Goal of the exercise:
For the data below, work out how many lines contain the word "horizontal" and supply only that number.

########################################

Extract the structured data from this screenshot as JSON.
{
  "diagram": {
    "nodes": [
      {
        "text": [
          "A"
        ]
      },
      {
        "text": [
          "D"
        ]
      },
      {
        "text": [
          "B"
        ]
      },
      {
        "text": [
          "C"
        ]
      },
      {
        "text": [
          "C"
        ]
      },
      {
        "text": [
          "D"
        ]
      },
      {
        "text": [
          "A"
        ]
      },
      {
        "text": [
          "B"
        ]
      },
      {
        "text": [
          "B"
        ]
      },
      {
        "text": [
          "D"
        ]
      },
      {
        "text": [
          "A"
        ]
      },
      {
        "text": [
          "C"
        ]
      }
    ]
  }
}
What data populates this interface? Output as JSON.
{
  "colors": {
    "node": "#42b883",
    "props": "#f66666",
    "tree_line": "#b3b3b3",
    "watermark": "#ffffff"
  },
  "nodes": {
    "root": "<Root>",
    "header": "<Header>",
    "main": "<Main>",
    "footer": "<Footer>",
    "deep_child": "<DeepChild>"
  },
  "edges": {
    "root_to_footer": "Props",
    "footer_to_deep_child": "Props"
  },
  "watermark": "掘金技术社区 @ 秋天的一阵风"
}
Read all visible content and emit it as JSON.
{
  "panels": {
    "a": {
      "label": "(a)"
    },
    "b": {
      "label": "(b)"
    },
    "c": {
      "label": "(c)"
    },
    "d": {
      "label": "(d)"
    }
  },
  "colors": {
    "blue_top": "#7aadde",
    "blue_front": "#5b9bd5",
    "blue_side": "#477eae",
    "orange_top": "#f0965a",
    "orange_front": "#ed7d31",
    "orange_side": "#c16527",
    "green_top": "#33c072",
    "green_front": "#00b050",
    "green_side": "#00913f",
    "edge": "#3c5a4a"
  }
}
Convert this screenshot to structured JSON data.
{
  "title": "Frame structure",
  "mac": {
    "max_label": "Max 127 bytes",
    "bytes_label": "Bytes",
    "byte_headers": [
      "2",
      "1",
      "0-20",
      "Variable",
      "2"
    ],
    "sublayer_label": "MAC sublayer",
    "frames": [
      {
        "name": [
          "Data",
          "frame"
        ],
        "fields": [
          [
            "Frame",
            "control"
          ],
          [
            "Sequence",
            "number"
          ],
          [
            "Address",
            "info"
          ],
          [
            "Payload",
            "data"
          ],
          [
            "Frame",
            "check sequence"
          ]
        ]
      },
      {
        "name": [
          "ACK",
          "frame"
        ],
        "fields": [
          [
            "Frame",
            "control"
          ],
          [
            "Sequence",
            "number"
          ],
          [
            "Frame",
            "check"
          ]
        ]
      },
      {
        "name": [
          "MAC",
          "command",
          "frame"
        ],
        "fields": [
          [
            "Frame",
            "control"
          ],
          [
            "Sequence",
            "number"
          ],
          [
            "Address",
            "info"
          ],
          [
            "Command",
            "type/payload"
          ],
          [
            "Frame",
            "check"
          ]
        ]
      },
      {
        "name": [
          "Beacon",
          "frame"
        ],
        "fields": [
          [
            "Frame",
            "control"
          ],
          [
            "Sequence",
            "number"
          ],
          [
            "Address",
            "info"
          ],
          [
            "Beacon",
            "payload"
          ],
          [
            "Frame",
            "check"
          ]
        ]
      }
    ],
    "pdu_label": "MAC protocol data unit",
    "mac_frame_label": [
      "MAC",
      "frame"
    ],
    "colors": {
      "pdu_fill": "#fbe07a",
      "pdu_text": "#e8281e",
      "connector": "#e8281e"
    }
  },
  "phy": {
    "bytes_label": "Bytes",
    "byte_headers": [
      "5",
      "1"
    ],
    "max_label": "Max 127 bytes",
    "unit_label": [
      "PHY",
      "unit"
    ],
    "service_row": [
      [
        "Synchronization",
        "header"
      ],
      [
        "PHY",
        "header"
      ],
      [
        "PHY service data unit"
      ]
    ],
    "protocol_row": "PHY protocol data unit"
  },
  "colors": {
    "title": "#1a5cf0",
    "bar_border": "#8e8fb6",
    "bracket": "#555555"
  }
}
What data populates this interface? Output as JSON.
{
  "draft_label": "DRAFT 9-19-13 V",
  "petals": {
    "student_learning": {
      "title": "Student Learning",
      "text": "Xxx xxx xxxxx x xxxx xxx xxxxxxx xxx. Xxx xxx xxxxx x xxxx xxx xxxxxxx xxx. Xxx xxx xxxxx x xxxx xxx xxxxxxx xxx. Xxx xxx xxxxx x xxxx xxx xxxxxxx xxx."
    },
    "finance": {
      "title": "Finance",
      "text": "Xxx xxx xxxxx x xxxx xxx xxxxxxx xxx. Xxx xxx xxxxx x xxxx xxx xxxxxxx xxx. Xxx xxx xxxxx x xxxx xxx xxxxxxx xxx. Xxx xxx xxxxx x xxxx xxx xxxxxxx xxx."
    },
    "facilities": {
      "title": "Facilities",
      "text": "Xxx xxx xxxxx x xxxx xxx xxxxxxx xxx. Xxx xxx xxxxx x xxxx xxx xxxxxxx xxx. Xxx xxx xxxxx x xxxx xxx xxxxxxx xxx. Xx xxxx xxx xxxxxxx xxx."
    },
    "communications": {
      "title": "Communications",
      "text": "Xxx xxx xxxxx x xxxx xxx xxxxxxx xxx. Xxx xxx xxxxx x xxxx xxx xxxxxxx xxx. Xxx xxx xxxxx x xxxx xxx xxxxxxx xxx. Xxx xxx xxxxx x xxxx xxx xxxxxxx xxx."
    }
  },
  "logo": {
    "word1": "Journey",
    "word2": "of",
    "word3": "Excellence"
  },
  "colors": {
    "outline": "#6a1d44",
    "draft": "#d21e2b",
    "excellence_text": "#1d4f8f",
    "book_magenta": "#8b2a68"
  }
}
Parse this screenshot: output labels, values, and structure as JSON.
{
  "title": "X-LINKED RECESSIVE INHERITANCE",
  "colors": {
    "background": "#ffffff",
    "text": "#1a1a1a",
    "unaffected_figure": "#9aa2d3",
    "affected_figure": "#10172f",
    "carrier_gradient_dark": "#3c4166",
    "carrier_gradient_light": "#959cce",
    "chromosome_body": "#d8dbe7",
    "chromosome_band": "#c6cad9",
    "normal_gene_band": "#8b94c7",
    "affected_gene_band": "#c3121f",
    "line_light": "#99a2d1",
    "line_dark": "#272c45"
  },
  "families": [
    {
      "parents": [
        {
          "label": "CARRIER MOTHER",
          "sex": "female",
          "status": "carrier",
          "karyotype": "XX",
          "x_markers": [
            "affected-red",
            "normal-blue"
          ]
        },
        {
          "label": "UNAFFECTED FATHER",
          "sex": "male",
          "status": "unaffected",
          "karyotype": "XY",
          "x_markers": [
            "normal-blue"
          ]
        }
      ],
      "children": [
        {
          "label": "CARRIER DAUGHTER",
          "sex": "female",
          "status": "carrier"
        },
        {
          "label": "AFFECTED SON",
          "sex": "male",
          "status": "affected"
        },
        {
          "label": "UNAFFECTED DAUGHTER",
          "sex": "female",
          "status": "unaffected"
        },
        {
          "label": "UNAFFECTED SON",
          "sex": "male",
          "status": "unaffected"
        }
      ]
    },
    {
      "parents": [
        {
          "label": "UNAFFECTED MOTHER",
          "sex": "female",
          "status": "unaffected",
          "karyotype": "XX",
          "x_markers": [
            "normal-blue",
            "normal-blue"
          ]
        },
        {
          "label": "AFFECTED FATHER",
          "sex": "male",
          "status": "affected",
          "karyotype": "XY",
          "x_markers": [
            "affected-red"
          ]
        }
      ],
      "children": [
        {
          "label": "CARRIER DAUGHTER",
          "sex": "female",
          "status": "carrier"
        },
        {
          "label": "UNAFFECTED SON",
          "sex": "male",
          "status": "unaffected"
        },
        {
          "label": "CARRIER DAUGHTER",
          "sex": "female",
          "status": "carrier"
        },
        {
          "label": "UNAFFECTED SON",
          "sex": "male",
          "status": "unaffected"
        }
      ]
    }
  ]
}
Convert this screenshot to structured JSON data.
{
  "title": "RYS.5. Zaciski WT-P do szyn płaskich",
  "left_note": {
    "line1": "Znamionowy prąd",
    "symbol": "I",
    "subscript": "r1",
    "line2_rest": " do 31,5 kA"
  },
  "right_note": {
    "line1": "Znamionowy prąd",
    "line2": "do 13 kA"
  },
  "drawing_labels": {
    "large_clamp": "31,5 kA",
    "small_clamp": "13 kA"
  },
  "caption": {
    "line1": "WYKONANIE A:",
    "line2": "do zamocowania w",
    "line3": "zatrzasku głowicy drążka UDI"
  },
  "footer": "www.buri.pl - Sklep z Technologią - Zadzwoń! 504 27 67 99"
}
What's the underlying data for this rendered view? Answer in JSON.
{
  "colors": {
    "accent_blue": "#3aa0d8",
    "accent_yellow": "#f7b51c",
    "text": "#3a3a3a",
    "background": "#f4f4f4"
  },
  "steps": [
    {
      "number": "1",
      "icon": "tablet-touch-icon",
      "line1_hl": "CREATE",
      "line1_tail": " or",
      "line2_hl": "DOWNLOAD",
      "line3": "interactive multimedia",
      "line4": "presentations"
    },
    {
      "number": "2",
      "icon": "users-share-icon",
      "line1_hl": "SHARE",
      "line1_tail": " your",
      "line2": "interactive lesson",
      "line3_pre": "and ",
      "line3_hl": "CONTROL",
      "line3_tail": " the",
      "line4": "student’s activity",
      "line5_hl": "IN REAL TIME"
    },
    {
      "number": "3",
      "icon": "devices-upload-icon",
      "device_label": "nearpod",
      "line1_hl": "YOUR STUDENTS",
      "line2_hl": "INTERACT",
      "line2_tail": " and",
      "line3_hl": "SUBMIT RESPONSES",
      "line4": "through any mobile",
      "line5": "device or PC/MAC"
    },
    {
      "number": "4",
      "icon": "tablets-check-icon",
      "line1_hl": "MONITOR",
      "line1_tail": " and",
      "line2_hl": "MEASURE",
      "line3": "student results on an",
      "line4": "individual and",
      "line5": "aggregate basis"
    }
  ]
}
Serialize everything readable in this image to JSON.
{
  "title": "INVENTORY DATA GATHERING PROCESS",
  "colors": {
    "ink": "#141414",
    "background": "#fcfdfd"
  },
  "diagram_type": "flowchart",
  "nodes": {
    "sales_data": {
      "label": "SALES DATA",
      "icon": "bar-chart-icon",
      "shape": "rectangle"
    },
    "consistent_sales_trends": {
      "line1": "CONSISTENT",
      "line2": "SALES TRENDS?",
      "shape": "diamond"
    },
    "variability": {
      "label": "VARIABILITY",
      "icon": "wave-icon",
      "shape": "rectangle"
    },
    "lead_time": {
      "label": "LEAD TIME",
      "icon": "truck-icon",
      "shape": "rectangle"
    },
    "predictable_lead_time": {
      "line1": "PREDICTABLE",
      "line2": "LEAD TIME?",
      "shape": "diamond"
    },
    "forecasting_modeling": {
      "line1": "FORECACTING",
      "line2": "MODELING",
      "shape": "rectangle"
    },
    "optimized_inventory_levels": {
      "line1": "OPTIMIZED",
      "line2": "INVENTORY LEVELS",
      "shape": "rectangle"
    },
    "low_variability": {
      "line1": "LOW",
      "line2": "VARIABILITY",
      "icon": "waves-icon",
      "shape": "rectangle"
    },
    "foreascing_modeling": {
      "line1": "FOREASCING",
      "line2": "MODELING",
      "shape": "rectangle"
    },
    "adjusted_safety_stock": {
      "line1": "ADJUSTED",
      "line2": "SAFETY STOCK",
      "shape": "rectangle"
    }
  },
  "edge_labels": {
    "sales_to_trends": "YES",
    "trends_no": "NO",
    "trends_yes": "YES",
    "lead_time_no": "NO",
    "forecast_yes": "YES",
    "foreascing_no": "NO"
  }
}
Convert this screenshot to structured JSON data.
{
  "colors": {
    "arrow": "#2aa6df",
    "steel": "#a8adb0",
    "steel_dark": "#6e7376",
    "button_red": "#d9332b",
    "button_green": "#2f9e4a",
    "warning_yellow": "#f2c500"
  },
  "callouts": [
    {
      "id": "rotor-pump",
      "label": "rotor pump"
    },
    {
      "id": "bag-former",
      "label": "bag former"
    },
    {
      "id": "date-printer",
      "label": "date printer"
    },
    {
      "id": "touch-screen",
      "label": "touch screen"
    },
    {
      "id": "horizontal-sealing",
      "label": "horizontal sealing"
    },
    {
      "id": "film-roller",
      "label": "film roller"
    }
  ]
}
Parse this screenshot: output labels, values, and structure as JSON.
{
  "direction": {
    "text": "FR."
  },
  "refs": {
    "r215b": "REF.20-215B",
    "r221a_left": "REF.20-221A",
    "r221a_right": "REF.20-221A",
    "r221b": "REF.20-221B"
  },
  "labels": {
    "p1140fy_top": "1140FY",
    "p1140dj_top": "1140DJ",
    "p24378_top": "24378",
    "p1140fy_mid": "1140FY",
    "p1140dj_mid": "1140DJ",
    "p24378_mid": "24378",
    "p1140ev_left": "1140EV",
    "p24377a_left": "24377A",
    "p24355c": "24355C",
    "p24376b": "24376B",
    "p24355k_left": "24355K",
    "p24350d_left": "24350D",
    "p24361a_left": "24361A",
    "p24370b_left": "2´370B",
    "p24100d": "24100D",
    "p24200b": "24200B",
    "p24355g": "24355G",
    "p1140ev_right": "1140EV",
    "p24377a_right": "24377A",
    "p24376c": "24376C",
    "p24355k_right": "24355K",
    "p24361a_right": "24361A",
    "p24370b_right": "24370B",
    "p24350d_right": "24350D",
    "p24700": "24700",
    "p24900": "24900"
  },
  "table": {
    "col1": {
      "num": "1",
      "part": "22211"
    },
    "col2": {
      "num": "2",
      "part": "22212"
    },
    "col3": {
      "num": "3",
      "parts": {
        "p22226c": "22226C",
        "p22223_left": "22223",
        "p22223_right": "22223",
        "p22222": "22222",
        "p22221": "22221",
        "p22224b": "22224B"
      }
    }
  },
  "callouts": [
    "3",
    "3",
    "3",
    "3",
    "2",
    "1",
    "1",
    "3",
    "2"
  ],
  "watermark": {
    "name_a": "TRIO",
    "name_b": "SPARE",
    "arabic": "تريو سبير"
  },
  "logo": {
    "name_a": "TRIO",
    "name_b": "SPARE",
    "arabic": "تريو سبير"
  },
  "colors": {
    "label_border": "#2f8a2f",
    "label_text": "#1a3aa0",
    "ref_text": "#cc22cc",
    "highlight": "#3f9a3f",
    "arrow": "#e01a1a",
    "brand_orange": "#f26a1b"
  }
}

########################################

Result of this exercise:
2